Stored data entries
++++++
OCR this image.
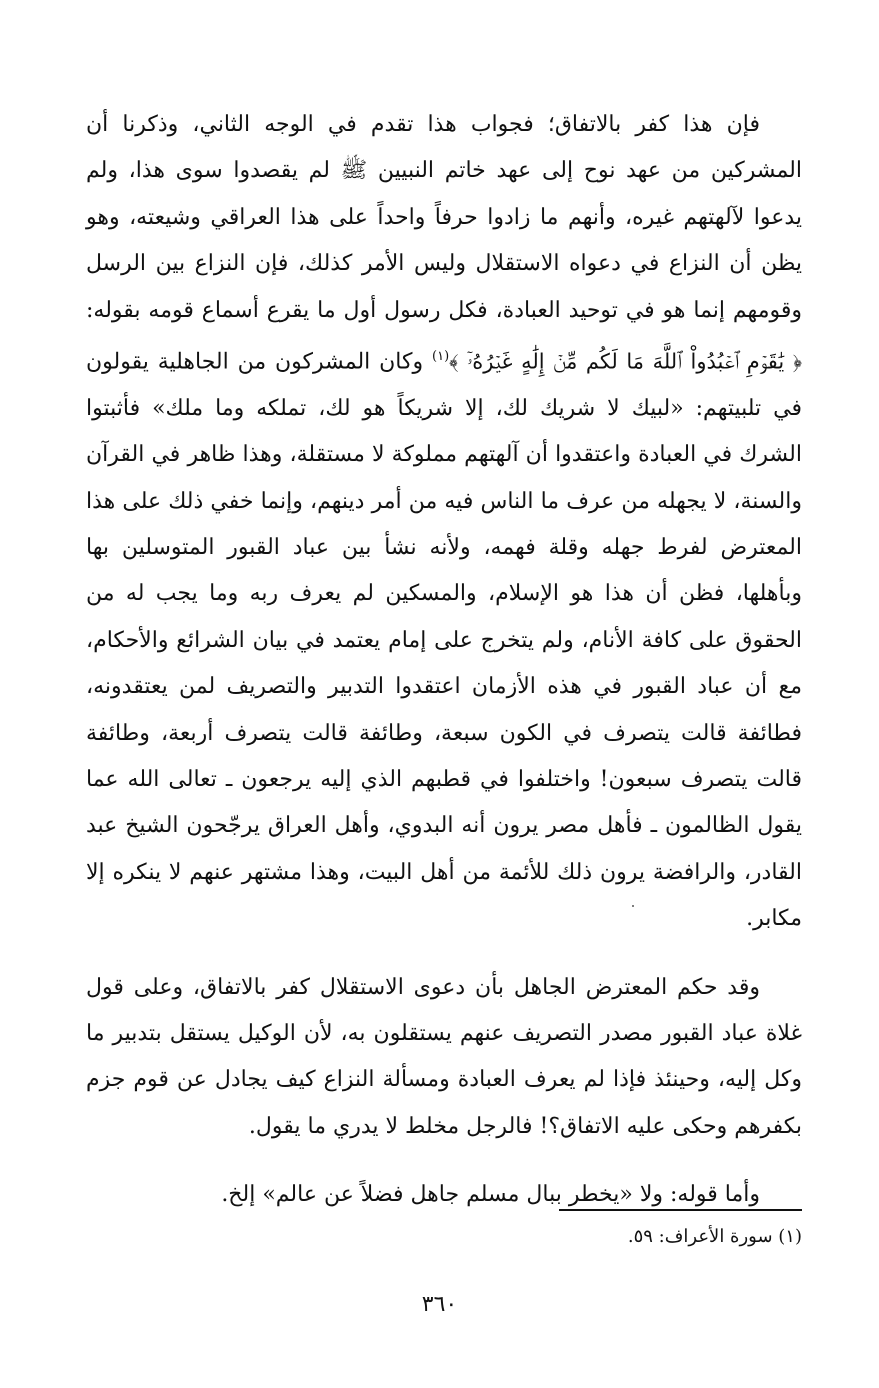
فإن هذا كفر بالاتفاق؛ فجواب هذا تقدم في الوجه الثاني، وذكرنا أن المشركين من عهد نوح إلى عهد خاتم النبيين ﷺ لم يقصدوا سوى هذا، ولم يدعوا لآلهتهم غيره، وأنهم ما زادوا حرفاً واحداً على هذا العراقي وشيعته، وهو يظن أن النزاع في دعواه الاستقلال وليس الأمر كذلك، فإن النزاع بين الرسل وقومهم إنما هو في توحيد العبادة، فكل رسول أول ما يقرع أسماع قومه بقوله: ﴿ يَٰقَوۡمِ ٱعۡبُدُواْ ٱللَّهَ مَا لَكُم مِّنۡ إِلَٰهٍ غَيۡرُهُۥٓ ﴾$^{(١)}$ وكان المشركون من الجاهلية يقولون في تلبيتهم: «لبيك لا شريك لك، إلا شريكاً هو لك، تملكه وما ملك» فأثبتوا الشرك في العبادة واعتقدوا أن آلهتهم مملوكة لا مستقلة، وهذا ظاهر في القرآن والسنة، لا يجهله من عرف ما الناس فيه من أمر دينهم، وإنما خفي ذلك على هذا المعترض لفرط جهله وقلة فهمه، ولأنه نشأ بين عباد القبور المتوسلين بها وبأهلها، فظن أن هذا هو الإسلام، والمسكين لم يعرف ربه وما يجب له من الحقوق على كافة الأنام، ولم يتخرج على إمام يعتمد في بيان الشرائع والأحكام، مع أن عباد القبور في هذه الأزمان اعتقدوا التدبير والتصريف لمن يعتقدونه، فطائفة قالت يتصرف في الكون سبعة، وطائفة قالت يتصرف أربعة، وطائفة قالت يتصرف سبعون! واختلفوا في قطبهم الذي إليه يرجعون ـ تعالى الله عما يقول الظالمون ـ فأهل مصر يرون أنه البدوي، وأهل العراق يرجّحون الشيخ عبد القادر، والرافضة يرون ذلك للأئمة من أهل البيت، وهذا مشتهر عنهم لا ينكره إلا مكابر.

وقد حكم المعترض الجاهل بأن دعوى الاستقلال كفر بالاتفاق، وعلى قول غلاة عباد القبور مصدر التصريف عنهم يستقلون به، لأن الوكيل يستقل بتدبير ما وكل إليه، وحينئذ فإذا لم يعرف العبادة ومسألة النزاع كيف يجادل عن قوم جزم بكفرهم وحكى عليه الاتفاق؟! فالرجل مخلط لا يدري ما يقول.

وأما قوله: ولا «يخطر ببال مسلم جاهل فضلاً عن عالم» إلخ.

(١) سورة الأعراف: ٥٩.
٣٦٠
++++++
§ WORK INSTRUCTIONS:
Going through the data above, count the lines where the string "يعرف" appears, and answer with only that number.

§ FULL SOLUTION:
2